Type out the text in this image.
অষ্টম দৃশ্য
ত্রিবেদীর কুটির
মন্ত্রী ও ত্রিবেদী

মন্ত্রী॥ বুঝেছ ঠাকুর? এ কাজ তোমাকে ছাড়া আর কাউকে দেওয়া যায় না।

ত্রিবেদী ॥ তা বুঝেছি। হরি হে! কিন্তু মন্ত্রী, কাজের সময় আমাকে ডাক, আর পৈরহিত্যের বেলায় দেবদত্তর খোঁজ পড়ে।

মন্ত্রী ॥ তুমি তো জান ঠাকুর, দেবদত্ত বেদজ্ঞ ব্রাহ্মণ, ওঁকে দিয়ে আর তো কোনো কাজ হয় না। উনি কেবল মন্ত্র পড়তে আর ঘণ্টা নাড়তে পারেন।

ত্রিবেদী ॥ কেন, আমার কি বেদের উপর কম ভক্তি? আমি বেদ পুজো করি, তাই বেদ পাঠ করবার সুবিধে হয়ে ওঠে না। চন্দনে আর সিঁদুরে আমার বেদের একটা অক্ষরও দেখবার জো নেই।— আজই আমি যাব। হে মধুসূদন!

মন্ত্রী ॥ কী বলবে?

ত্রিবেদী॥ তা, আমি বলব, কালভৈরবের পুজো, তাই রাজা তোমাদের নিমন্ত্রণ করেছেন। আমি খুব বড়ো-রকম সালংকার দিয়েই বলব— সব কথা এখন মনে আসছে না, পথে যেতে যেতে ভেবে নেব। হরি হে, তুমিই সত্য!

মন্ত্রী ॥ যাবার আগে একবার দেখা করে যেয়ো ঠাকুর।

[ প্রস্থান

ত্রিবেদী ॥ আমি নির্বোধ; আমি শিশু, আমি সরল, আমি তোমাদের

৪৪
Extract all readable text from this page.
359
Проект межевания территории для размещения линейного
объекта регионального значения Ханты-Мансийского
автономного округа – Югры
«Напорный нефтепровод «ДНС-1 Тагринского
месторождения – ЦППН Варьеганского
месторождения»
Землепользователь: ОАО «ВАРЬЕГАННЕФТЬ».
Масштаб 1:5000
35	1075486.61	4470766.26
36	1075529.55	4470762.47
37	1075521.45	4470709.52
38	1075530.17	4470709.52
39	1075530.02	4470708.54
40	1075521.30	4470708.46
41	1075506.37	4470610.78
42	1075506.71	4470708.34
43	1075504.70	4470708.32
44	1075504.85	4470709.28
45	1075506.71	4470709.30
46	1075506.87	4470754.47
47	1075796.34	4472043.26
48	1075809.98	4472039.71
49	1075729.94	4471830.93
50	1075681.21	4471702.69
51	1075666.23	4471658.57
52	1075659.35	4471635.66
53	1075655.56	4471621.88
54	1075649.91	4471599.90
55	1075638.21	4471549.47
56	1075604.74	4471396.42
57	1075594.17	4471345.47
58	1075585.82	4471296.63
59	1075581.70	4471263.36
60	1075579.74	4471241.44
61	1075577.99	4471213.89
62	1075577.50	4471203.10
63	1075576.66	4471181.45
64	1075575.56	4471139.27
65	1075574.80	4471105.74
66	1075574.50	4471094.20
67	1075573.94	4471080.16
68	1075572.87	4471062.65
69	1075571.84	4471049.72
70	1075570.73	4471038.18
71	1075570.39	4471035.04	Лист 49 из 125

=== Task instructions ===
Of the lines above, how many hold the word "this"? Say the number alone.

=== Task output ===
2